● **Written request**:
Which lines in the records below contain the string "labels"? Find them and copy each one in full.

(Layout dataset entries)
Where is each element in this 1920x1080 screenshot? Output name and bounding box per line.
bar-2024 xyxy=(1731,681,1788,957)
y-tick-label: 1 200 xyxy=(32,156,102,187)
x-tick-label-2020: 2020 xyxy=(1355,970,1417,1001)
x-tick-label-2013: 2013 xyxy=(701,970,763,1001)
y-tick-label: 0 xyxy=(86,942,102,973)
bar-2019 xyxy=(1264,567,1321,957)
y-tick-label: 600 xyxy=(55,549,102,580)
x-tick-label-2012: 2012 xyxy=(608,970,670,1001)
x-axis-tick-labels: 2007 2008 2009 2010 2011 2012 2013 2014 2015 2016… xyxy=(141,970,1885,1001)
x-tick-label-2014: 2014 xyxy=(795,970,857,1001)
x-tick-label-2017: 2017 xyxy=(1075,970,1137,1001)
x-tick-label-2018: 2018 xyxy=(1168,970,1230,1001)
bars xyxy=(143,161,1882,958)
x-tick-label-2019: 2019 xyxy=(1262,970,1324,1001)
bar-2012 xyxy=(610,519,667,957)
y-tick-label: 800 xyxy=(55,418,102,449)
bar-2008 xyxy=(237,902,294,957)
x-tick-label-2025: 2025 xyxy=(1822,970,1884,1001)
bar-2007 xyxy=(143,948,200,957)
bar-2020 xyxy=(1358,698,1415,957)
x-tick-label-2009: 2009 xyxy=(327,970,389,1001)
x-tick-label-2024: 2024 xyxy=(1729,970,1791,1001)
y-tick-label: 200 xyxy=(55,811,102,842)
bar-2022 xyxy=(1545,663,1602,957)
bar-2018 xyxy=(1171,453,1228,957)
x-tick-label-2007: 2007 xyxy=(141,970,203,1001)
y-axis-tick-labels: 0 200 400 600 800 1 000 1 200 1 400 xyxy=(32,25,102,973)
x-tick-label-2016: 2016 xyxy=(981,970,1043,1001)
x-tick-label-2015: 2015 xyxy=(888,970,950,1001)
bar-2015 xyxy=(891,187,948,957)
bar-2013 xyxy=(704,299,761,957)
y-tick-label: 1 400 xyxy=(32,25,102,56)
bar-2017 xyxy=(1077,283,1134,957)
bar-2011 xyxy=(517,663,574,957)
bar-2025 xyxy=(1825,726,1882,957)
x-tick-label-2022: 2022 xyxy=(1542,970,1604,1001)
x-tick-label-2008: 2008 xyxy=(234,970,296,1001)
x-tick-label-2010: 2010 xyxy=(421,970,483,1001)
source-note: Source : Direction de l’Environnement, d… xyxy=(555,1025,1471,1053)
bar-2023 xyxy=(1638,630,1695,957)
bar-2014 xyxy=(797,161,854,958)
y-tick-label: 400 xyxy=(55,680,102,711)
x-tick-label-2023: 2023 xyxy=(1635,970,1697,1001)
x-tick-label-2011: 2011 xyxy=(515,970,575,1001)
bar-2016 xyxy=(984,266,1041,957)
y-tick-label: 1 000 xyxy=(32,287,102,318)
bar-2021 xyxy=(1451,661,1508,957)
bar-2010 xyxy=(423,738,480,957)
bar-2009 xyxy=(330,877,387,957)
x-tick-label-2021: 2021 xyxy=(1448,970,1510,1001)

--

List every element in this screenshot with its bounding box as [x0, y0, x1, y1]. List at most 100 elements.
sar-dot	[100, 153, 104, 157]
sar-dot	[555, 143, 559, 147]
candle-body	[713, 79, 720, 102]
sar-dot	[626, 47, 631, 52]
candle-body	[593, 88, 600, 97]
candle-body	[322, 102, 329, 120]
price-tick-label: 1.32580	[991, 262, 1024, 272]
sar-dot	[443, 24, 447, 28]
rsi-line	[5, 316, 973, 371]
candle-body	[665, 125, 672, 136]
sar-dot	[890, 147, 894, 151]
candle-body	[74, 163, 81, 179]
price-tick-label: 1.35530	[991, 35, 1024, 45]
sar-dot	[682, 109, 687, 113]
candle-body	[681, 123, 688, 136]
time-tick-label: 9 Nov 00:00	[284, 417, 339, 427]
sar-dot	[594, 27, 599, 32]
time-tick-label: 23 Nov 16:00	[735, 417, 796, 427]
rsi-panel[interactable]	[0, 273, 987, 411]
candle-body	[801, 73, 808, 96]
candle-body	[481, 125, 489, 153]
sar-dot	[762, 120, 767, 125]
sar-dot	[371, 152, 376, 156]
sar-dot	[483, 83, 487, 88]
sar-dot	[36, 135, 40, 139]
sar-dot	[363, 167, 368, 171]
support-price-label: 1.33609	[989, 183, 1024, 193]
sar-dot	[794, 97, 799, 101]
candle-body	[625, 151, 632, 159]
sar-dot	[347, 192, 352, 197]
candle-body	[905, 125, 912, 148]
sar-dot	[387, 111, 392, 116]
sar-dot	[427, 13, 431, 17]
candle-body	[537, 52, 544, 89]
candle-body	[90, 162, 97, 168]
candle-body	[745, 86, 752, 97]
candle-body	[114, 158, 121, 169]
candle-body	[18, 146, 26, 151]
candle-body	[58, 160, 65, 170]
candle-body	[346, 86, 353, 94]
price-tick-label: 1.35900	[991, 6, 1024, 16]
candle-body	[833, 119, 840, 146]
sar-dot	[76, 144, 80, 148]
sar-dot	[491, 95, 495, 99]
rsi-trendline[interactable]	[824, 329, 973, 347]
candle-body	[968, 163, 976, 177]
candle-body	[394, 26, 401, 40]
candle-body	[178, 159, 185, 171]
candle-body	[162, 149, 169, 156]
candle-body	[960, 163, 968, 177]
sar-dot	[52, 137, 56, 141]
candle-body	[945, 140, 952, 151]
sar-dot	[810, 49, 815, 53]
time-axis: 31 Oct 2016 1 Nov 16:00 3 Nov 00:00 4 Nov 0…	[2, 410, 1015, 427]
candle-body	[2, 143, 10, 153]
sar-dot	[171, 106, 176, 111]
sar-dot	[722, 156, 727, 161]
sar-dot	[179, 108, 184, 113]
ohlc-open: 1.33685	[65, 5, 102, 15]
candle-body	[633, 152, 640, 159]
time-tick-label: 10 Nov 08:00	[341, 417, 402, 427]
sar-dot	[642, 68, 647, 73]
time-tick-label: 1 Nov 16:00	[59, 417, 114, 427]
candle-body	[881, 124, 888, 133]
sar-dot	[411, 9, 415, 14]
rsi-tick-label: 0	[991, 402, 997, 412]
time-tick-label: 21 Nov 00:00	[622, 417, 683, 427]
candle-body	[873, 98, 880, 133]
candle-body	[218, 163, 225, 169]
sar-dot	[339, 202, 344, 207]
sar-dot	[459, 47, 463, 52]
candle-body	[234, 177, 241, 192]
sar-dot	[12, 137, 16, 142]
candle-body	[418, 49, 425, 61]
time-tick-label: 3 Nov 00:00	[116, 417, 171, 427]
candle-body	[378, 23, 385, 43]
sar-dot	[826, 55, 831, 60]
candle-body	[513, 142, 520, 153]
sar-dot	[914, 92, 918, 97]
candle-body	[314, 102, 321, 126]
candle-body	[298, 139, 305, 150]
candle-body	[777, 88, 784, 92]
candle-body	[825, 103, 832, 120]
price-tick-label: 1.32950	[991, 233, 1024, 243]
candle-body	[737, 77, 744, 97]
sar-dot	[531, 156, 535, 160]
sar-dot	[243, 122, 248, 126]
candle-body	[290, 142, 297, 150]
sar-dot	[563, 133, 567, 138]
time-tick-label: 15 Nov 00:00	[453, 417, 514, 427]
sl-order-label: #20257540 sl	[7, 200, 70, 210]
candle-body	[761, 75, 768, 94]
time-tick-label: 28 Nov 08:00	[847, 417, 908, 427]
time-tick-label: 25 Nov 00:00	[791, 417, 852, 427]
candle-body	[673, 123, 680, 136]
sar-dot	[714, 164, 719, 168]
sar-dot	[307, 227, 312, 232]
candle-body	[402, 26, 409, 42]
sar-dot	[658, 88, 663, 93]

● **Task solution**:
x-axis-tick-labels: 2007 2008 2009 2010 2011 2012 2013 2014 2015 2016… xyxy=(141,970,1885,1001)
y-axis-tick-labels: 0 200 400 600 800 1 000 1 200 1 400 xyxy=(32,25,102,973)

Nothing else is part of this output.